▸ **EXERCISE GOAL**: Check each line of the records below for the word "предоставлению" and copy those where it appears.

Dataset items
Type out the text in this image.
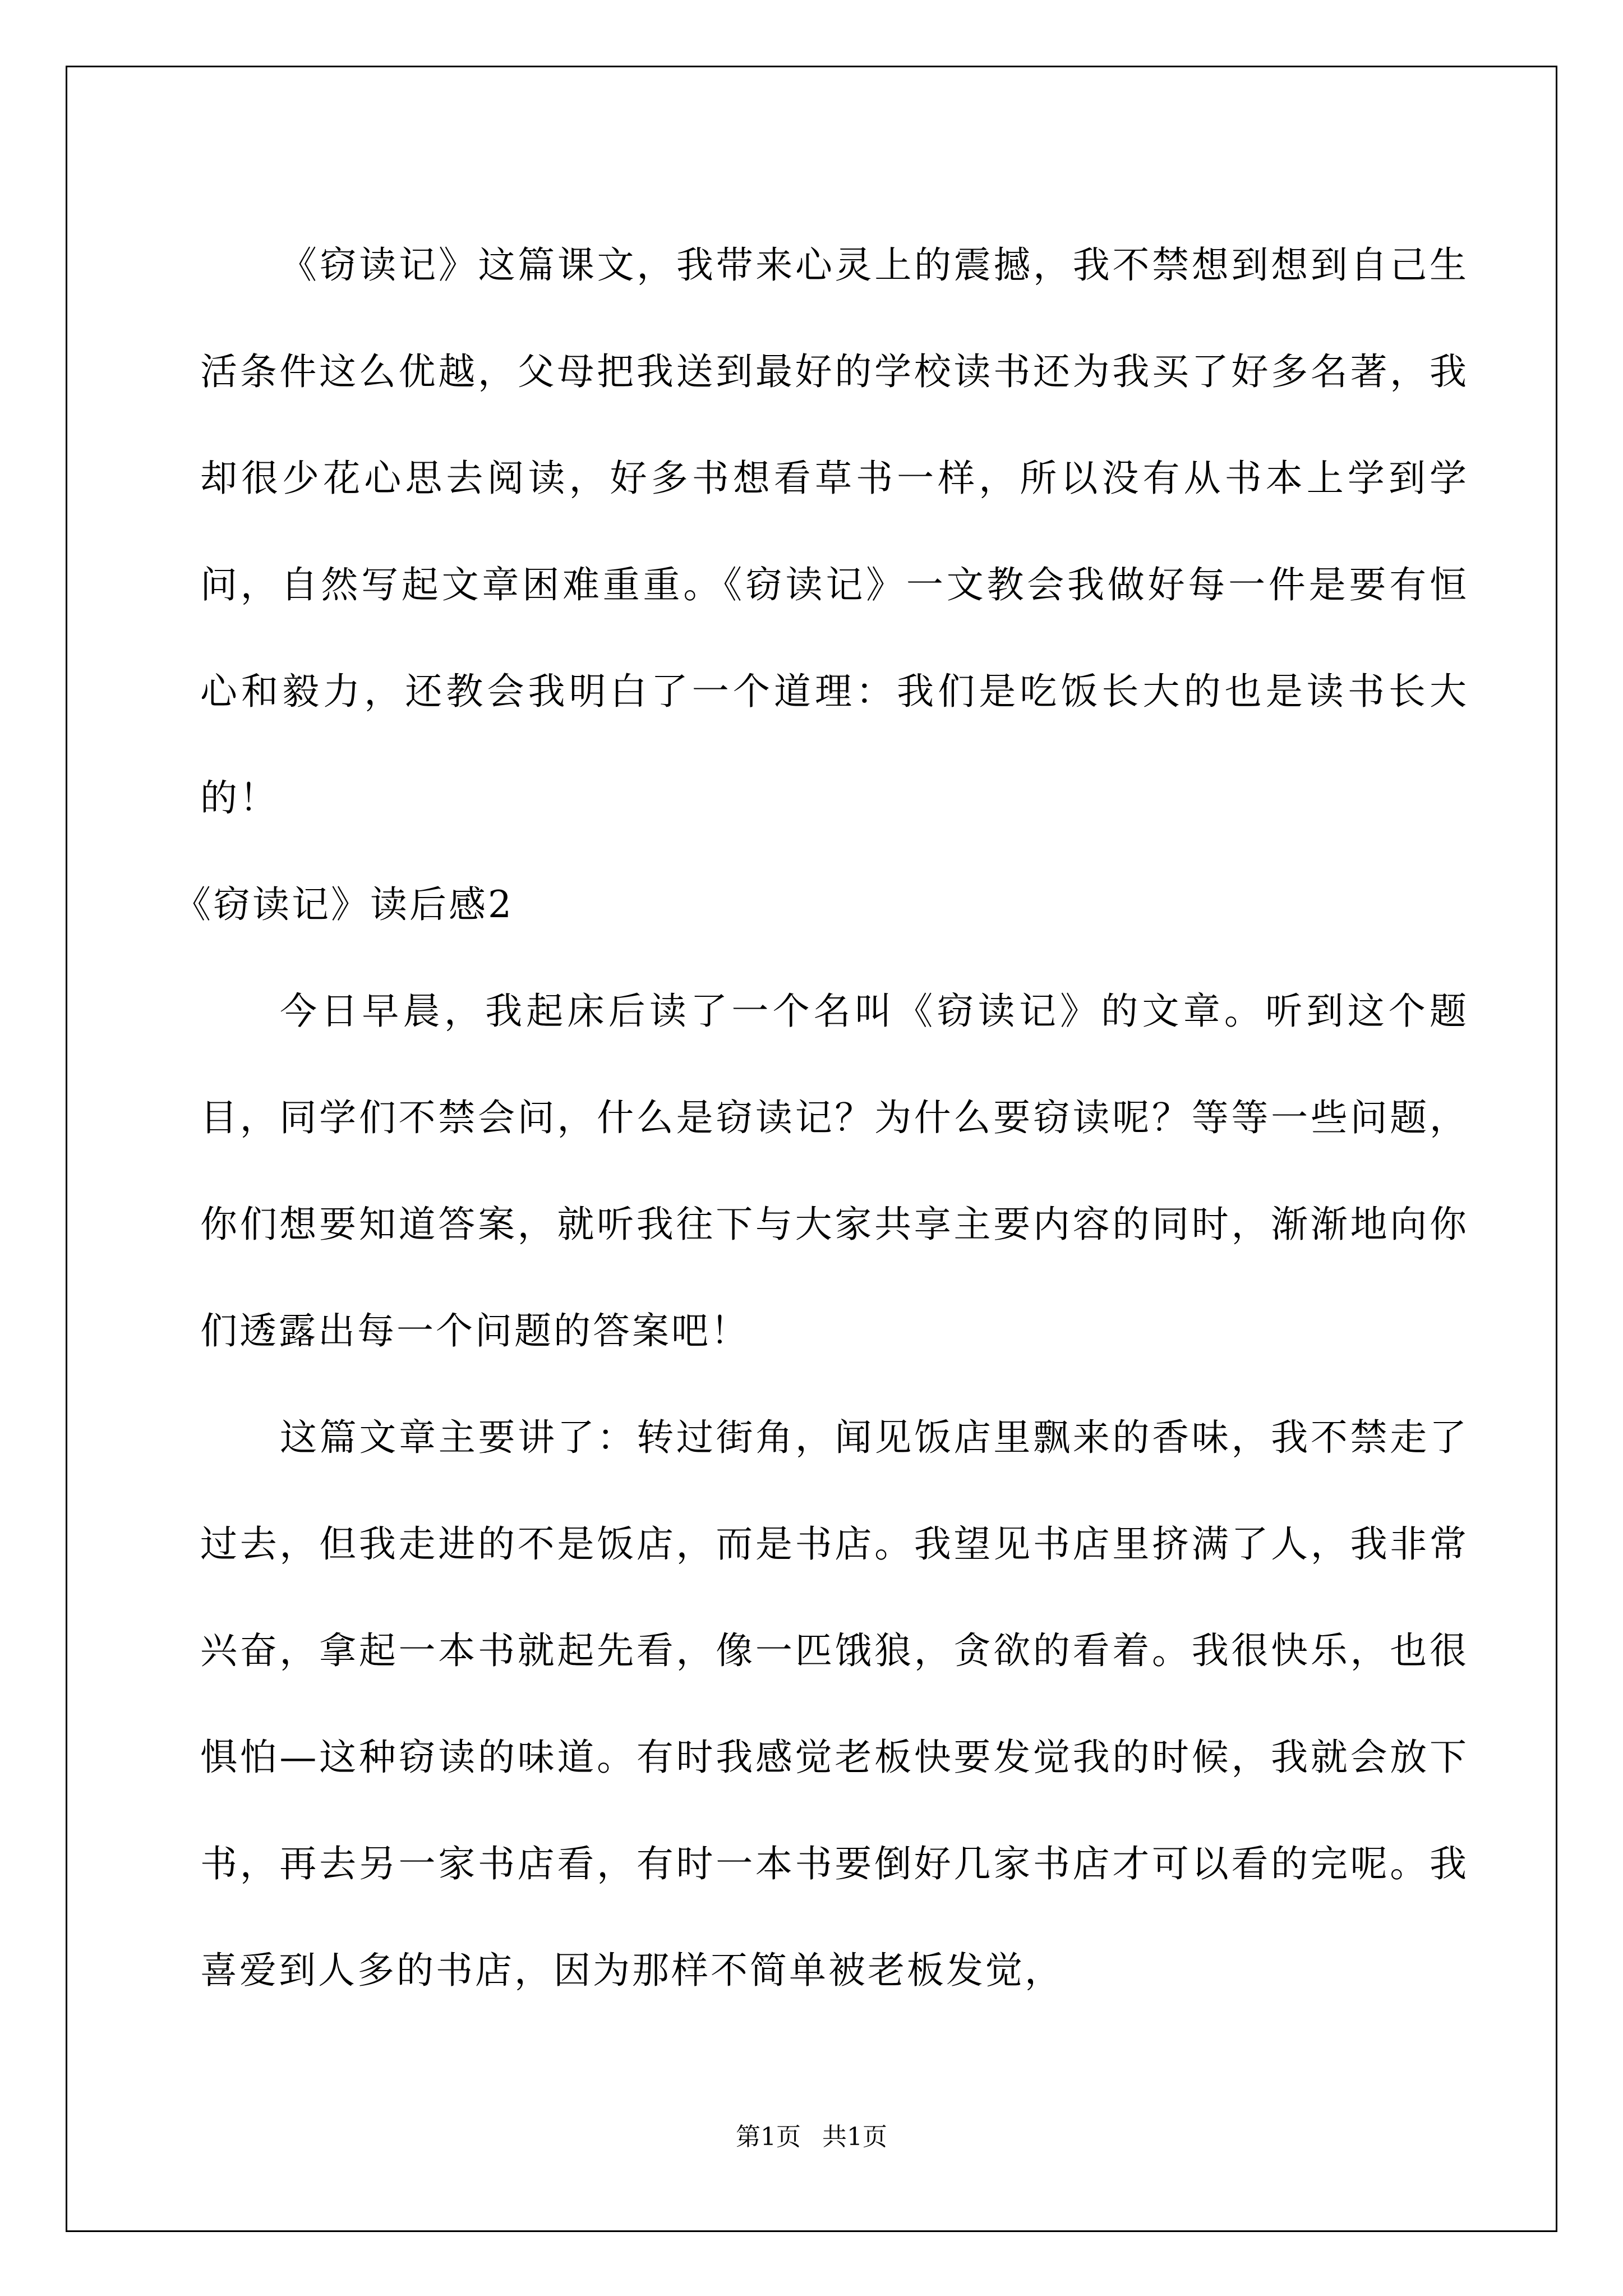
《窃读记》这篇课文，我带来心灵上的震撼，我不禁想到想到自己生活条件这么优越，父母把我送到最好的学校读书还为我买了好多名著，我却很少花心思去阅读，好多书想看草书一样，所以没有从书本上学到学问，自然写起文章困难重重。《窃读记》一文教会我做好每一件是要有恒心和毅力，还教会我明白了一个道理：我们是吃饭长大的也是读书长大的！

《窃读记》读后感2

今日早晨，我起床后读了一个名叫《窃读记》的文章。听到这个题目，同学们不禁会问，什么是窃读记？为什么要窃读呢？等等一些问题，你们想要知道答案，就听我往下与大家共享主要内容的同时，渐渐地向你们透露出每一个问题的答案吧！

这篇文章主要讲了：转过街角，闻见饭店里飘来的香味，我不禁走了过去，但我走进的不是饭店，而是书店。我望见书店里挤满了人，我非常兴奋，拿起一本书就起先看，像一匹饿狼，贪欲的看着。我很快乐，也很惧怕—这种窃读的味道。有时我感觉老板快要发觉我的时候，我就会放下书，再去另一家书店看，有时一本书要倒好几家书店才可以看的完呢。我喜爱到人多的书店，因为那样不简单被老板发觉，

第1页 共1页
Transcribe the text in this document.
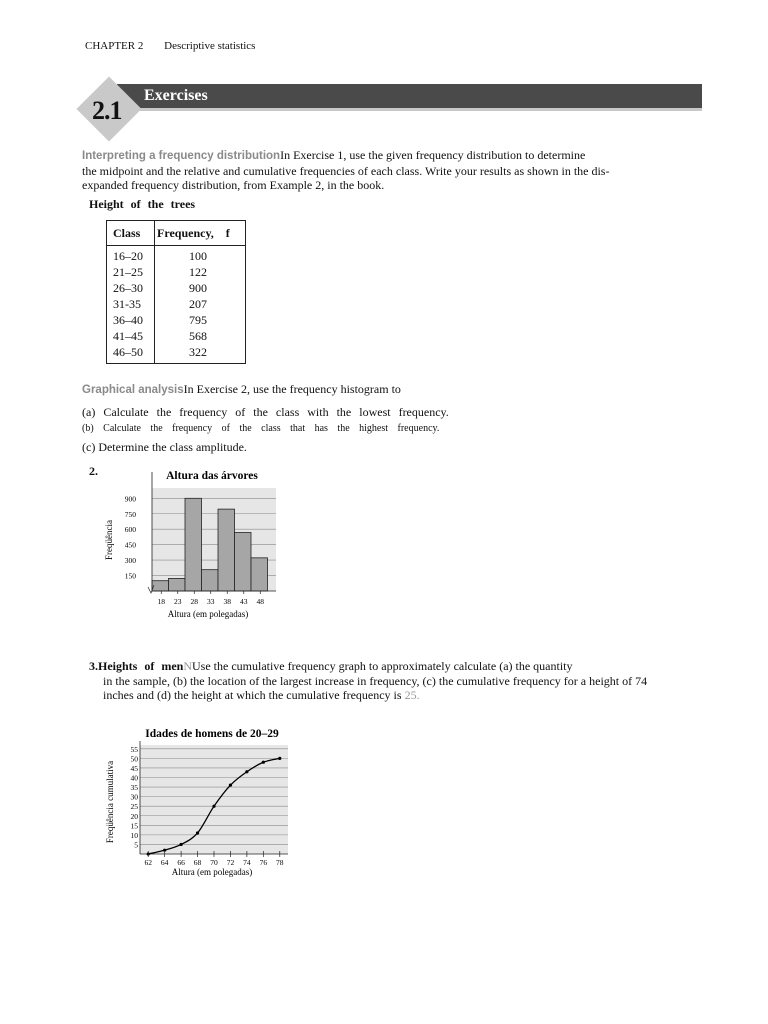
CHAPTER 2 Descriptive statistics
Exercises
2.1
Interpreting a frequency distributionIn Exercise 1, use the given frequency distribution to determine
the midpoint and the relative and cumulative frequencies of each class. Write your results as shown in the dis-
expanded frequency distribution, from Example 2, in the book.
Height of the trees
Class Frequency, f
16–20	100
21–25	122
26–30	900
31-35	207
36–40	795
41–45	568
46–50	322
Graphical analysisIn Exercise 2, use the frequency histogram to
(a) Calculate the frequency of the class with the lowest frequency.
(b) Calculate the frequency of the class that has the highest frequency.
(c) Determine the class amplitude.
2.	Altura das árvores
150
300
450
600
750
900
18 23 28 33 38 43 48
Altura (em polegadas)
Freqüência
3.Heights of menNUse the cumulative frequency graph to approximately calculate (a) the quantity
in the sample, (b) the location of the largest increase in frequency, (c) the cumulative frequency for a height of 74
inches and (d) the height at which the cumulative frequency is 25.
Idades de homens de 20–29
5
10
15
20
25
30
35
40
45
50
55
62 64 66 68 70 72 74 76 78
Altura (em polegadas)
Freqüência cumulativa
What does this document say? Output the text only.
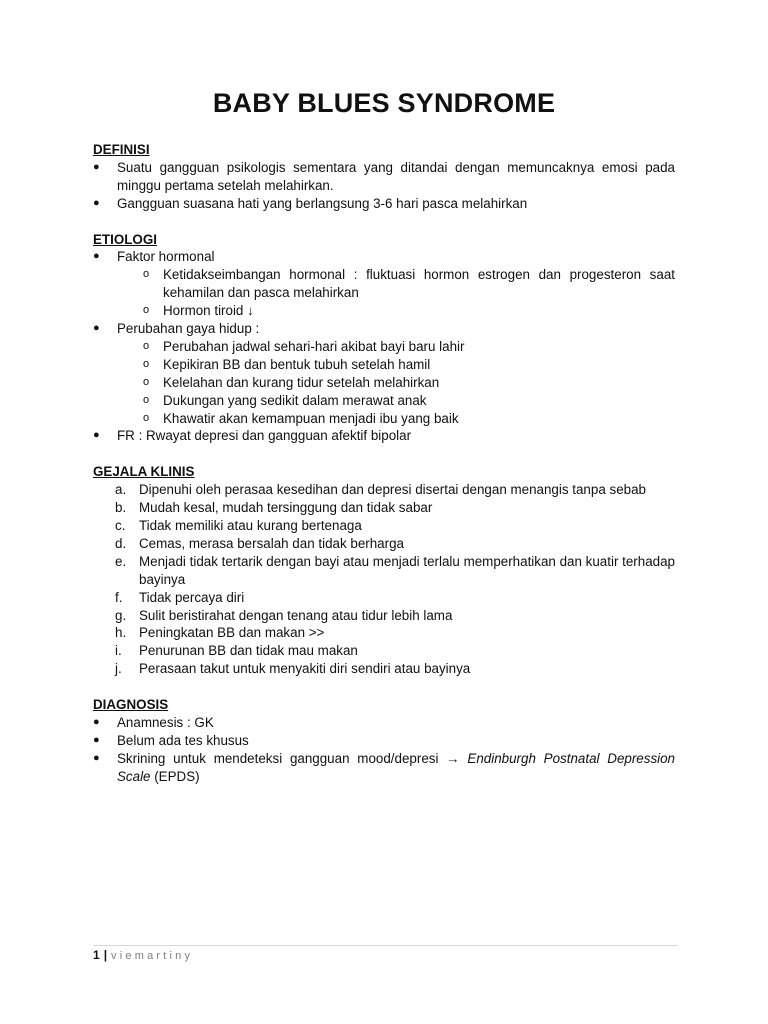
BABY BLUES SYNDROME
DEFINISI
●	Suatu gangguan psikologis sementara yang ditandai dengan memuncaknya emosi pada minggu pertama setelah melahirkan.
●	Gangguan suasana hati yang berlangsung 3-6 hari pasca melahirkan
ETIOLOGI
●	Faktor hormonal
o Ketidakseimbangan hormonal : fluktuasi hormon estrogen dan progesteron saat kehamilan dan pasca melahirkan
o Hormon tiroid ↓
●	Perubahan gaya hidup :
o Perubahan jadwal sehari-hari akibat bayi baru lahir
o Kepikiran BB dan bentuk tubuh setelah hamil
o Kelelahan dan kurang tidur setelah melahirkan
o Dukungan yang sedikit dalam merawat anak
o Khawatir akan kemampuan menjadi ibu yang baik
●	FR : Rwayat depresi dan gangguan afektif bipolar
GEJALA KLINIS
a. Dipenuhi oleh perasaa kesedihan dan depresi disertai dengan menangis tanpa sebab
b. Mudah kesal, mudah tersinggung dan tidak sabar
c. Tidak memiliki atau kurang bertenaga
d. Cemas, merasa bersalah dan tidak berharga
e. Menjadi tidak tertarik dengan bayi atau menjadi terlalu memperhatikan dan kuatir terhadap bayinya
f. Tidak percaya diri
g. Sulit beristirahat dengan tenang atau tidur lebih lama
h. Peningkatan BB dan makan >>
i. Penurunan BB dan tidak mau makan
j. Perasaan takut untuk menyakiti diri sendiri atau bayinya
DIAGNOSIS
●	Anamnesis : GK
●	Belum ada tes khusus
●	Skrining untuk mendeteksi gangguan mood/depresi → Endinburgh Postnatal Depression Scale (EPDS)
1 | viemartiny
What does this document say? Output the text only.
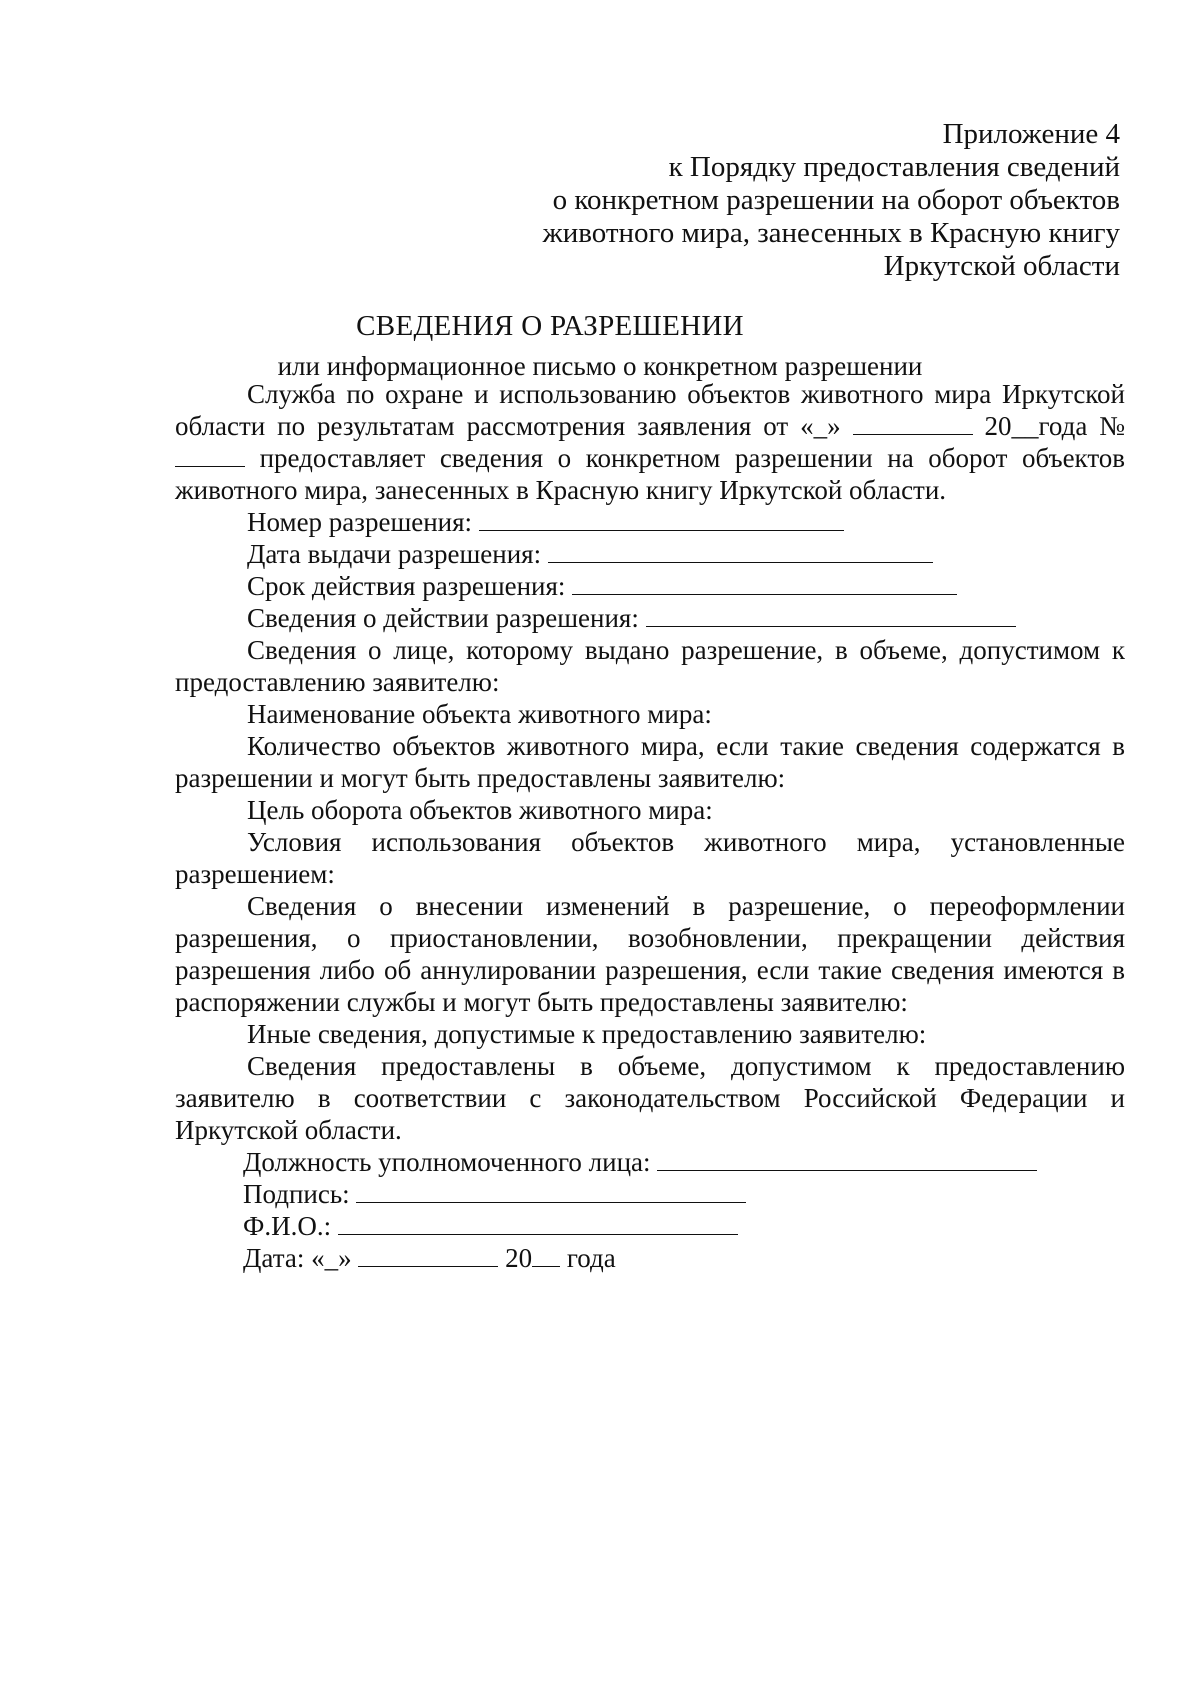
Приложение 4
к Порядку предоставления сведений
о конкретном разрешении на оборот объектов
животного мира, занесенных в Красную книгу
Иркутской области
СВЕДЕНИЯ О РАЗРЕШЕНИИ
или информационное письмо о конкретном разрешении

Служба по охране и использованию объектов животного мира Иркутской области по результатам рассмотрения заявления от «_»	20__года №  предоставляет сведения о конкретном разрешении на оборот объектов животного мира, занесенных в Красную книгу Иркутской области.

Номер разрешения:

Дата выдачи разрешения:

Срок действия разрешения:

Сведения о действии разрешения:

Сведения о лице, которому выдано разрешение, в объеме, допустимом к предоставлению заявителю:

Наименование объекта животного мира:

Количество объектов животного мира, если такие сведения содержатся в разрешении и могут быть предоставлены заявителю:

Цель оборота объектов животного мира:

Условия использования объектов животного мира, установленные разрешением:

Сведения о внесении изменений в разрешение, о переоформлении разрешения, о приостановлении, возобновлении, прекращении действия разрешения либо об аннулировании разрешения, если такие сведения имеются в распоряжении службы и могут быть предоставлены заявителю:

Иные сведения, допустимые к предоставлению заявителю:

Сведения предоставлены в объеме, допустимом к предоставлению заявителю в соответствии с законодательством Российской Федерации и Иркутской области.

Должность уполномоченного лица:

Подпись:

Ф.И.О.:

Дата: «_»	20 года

▸ **FINAL RESULT**:
Сведения о лице, которому выдано разрешение, в объеме, допустимом к предоставлению заявителю:
Иные сведения, допустимые к предоставлению заявителю:
Сведения предоставлены в объеме, допустимом к предоставлению заявителю в соответствии с законодательством Российской Федерации и Иркутской области.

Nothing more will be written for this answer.